### TASK BRIEF
Exactly as given, repeat all of the entries.

Saved data entries:
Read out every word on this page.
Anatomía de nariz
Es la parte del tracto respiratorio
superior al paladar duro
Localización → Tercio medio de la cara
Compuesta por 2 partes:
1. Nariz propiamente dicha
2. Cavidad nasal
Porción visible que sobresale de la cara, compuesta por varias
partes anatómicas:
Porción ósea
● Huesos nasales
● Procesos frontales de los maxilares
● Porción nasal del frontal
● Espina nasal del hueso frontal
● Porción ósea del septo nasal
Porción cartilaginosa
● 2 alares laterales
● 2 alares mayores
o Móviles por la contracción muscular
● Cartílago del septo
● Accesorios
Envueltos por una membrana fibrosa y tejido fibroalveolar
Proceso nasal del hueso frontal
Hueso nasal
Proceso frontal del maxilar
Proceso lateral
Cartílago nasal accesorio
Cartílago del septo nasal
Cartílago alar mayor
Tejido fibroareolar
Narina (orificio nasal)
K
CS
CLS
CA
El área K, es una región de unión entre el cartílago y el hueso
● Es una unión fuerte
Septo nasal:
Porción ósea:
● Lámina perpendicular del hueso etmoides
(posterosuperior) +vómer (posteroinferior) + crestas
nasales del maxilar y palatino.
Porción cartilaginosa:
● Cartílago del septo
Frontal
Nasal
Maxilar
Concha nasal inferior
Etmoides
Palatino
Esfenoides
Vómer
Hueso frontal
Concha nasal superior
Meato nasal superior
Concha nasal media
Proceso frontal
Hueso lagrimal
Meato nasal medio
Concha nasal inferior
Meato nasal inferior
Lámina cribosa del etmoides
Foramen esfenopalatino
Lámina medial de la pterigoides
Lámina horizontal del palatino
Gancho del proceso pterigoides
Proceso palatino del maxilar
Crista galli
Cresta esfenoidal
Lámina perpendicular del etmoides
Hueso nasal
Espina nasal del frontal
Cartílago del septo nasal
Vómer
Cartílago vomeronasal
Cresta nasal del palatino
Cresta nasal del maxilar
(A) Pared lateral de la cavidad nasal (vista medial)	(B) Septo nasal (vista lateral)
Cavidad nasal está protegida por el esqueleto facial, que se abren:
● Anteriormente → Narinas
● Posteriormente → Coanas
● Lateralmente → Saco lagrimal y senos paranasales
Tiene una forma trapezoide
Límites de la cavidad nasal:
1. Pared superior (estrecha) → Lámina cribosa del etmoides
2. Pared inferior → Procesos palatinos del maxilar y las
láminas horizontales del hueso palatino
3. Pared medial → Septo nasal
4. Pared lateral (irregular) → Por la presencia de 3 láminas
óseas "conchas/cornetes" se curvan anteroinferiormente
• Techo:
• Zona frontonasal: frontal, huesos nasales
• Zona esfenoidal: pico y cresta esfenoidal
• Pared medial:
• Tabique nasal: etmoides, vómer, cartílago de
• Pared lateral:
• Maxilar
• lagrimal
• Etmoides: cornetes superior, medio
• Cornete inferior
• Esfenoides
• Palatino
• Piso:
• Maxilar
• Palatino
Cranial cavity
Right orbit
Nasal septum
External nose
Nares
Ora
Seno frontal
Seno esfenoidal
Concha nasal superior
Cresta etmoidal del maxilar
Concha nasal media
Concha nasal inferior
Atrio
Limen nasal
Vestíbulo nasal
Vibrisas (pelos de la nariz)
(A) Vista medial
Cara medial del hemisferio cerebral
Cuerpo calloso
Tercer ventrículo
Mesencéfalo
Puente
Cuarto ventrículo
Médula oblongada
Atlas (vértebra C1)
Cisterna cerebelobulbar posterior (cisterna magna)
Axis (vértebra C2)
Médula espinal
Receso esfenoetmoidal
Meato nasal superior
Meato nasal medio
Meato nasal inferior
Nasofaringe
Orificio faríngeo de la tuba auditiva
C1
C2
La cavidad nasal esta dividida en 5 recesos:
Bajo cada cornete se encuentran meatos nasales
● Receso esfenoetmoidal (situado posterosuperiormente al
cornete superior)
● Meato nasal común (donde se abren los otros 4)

### WRITTEN SOLUTION
Read out every word on this page.
Anatomía de nariz
Es la parte del tracto respiratorio
superior al paladar duro
Localización → Tercio medio de la cara
Compuesta por 2 partes:
1. Nariz propiamente dicha
2. Cavidad nasal
Porción visible que sobresale de la cara, compuesta por varias
partes anatómicas:
Porción ósea
● Huesos nasales
● Procesos frontales de los maxilares
● Porción nasal del frontal
● Espina nasal del hueso frontal
● Porción ósea del septo nasal
Porción cartilaginosa
● 2 alares laterales
● 2 alares mayores
o Móviles por la contracción muscular
● Cartílago del septo
● Accesorios
Envueltos por una membrana fibrosa y tejido fibroalveolar
Proceso nasal del hueso frontal
Hueso nasal
Proceso frontal del maxilar
Proceso lateral
Cartílago nasal accesorio
Cartílago del septo nasal
Cartílago alar mayor
Tejido fibroareolar
Narina (orificio nasal)
K
CS
CLS
CA
El área K, es una región de unión entre el cartílago y el hueso
● Es una unión fuerte
Septo nasal:
Porción ósea:
● Lámina perpendicular del hueso etmoides
(posterosuperior) +vómer (posteroinferior) + crestas
nasales del maxilar y palatino.
Porción cartilaginosa:
● Cartílago del septo
Frontal
Nasal
Maxilar
Concha nasal inferior
Etmoides
Palatino
Esfenoides
Vómer
Hueso frontal
Concha nasal superior
Meato nasal superior
Concha nasal media
Proceso frontal
Hueso lagrimal
Meato nasal medio
Concha nasal inferior
Meato nasal inferior
Lámina cribosa del etmoides
Foramen esfenopalatino
Lámina medial de la pterigoides
Lámina horizontal del palatino
Gancho del proceso pterigoides
Proceso palatino del maxilar
Crista galli
Cresta esfenoidal
Lámina perpendicular del etmoides
Hueso nasal
Espina nasal del frontal
Cartílago del septo nasal
Vómer
Cartílago vomeronasal
Cresta nasal del palatino
Cresta nasal del maxilar
(A) Pared lateral de la cavidad nasal (vista medial)	(B) Septo nasal (vista lateral)
Cavidad nasal está protegida por el esqueleto facial, que se abren:
● Anteriormente → Narinas
● Posteriormente → Coanas
● Lateralmente → Saco lagrimal y senos paranasales
Tiene una forma trapezoide
Límites de la cavidad nasal:
1. Pared superior (estrecha) → Lámina cribosa del etmoides
2. Pared inferior → Procesos palatinos del maxilar y las
láminas horizontales del hueso palatino
3. Pared medial → Septo nasal
4. Pared lateral (irregular) → Por la presencia de 3 láminas
óseas "conchas/cornetes" se curvan anteroinferiormente
• Techo:
• Zona frontonasal: frontal, huesos nasales
• Zona esfenoidal: pico y cresta esfenoidal
• Pared medial:
• Tabique nasal: etmoides, vómer, cartílago de
• Pared lateral:
• Maxilar
• lagrimal
• Etmoides: cornetes superior, medio
• Cornete inferior
• Esfenoides
• Palatino
• Piso:
• Maxilar
• Palatino
Cranial cavity
Right orbit
Nasal septum
External nose
Nares
Ora
Seno frontal
Seno esfenoidal
Concha nasal superior
Cresta etmoidal del maxilar
Concha nasal media
Concha nasal inferior
Atrio
Limen nasal
Vestíbulo nasal
Vibrisas (pelos de la nariz)
(A) Vista medial
Cara medial del hemisferio cerebral
Cuerpo calloso
Tercer ventrículo
Mesencéfalo
Puente
Cuarto ventrículo
Médula oblongada
Atlas (vértebra C1)
Cisterna cerebelobulbar posterior (cisterna magna)
Axis (vértebra C2)
Médula espinal
Receso esfenoetmoidal
Meato nasal superior
Meato nasal medio
Meato nasal inferior
Nasofaringe
Orificio faríngeo de la tuba auditiva
C1
C2
La cavidad nasal esta dividida en 5 recesos:
Bajo cada cornete se encuentran meatos nasales
● Receso esfenoetmoidal (situado posterosuperiormente al
cornete superior)
● Meato nasal común (donde se abren los otros 4)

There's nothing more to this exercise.